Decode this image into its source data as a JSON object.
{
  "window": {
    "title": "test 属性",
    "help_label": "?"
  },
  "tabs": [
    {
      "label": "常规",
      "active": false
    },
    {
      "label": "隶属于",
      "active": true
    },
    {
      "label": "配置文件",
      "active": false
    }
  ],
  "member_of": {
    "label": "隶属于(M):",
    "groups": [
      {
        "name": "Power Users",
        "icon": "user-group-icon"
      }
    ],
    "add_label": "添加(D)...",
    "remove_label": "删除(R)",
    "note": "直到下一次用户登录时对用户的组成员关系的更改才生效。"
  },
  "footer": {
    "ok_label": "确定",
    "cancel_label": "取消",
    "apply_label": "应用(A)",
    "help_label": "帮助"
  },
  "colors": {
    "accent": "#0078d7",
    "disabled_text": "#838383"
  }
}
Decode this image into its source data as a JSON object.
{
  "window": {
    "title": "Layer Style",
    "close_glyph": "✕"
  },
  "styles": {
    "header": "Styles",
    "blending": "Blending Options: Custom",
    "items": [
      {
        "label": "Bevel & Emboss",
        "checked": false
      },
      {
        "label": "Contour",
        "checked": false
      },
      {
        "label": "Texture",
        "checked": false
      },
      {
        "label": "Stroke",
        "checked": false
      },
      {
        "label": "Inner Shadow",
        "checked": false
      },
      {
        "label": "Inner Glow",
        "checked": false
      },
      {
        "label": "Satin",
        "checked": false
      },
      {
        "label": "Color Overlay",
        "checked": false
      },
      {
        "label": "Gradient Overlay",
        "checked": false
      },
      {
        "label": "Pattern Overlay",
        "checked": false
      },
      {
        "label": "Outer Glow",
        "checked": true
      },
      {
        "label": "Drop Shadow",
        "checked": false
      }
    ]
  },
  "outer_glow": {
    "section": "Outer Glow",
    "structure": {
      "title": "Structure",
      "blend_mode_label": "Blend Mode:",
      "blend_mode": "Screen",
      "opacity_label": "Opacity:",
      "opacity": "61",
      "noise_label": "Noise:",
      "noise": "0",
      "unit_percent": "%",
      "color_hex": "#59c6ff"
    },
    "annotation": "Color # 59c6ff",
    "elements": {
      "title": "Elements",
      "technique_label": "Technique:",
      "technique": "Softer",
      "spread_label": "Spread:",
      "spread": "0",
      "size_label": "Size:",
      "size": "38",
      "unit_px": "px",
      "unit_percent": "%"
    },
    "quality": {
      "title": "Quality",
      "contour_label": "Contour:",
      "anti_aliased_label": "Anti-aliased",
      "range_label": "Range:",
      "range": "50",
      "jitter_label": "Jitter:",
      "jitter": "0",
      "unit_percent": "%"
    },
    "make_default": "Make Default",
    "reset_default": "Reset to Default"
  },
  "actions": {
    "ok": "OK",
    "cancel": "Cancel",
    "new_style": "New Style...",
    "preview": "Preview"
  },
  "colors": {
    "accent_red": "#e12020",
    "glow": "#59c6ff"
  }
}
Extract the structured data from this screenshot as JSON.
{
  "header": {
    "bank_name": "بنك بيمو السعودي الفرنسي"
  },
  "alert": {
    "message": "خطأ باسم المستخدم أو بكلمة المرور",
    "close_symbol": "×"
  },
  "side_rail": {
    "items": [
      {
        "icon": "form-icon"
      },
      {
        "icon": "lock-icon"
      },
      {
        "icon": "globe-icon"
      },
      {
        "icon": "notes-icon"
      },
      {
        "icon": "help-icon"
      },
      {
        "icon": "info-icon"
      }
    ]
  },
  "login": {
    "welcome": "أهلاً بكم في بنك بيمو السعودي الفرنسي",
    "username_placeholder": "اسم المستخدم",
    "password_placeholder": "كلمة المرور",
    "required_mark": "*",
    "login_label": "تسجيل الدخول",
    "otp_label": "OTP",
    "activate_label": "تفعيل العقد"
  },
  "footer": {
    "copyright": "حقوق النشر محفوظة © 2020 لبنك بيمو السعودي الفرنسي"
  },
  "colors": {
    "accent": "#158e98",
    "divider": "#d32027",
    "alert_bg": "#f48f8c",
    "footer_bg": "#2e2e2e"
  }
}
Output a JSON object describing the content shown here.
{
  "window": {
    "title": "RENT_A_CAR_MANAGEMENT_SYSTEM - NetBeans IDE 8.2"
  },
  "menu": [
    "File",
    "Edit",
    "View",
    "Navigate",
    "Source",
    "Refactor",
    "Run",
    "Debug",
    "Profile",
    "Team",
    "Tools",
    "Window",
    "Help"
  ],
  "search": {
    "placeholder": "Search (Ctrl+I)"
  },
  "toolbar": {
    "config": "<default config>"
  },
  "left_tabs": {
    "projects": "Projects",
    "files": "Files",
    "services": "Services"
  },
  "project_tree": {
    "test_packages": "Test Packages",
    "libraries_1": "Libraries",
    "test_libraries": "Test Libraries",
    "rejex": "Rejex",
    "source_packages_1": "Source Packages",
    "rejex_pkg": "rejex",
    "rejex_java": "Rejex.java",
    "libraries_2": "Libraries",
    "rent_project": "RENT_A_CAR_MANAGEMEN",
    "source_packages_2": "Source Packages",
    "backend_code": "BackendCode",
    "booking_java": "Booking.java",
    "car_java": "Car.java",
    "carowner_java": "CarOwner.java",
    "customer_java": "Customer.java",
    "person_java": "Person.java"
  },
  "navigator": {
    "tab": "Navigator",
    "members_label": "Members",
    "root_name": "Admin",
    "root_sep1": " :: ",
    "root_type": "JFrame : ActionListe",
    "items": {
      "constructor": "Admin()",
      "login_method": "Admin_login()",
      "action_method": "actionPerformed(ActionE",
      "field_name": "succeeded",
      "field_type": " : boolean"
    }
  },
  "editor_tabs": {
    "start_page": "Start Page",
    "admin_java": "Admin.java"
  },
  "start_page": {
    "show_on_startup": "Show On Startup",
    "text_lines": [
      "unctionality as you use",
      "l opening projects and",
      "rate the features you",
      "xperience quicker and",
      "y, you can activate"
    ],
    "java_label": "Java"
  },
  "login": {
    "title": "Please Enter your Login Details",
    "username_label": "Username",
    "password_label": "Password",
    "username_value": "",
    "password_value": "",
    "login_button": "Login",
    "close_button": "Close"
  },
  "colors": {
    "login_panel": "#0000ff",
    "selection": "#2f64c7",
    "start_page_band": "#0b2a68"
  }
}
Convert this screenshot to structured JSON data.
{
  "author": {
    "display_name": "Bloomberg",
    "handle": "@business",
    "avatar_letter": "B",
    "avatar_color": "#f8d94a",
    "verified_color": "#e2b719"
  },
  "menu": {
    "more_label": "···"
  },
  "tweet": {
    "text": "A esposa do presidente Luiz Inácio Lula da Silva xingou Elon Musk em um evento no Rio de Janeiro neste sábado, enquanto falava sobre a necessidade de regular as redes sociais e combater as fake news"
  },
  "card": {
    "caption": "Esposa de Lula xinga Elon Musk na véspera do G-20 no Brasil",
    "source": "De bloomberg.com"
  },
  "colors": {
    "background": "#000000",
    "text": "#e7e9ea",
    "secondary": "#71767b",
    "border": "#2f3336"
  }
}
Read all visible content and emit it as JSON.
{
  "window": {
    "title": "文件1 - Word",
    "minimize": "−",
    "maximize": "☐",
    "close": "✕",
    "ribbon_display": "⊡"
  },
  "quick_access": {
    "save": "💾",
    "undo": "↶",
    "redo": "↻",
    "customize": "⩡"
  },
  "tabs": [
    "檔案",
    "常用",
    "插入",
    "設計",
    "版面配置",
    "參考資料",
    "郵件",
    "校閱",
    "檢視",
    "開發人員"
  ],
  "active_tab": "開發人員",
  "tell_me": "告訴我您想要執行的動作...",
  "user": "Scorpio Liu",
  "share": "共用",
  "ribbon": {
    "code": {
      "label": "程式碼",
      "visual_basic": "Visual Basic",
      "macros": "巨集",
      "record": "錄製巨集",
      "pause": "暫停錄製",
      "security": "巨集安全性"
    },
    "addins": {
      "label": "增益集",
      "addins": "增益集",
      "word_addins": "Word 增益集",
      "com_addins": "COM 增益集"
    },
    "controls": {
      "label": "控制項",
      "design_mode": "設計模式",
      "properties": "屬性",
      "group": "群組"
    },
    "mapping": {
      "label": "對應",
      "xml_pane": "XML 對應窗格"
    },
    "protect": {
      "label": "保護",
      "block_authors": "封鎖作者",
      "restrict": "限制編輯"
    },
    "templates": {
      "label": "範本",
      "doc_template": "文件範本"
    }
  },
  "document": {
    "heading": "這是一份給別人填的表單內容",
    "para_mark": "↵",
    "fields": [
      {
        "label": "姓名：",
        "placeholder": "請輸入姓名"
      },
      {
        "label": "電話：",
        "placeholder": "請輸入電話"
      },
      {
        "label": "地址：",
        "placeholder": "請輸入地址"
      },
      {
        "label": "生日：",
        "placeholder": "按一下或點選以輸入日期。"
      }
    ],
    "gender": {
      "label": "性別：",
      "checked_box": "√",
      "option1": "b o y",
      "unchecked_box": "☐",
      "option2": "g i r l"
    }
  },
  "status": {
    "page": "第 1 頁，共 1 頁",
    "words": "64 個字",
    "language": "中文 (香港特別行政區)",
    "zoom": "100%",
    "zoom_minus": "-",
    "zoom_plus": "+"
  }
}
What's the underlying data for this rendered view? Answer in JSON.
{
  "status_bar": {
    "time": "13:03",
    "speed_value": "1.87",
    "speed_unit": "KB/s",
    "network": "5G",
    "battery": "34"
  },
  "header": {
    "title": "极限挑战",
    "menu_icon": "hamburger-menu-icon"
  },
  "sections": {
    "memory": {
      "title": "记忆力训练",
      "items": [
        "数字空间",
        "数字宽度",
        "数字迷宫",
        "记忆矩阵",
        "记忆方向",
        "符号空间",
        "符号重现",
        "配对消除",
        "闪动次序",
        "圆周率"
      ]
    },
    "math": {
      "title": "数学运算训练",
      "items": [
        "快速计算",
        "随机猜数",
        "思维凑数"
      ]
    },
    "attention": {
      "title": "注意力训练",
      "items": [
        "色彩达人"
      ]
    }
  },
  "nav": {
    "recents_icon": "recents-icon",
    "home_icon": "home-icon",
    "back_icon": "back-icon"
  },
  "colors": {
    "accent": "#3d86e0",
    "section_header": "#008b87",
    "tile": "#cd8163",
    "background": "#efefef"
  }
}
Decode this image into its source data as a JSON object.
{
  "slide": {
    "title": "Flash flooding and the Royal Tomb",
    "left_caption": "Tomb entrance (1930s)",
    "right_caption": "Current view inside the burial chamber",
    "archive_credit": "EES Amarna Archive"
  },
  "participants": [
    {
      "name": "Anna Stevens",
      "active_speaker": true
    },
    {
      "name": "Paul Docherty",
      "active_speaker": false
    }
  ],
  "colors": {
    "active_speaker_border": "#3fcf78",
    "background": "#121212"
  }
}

____

Instructions for the task – Extract the closing run of lines, starting with the one containing "What's the underlying" and ending at the last, exactly as written.

Answer to this task –
What's the underlying data for this rendered view? Answer in JSON.
{
  "status_bar": {
    "time": "13:03",
    "speed_value": "1.87",
    "speed_unit": "KB/s",
    "network": "5G",
    "battery": "34"
  },
  "header": {
    "title": "极限挑战",
    "menu_icon": "hamburger-menu-icon"
  },
  "sections": {
    "memory": {
      "title": "记忆力训练",
      "items": [
        "数字空间",
        "数字宽度",
        "数字迷宫",
        "记忆矩阵",
        "记忆方向",
        "符号空间",
        "符号重现",
        "配对消除",
        "闪动次序",
        "圆周率"
      ]
    },
    "math": {
      "title": "数学运算训练",
      "items": [
        "快速计算",
        "随机猜数",
        "思维凑数"
      ]
    },
    "attention": {
      "title": "注意力训练",
      "items": [
        "色彩达人"
      ]
    }
  },
  "nav": {
    "recents_icon": "recents-icon",
    "home_icon": "home-icon",
    "back_icon": "back-icon"
  },
  "colors": {
    "accent": "#3d86e0",
    "section_header": "#008b87",
    "tile": "#cd8163",
    "background": "#efefef"
  }
}
Decode this image into its source data as a JSON object.
{
  "slide": {
    "title": "Flash flooding and the Royal Tomb",
    "left_caption": "Tomb entrance (1930s)",
    "right_caption": "Current view inside the burial chamber",
    "archive_credit": "EES Amarna Archive"
  },
  "participants": [
    {
      "name": "Anna Stevens",
      "active_speaker": true
    },
    {
      "name": "Paul Docherty",
      "active_speaker": false
    }
  ],
  "colors": {
    "active_speaker_border": "#3fcf78",
    "background": "#121212"
  }
}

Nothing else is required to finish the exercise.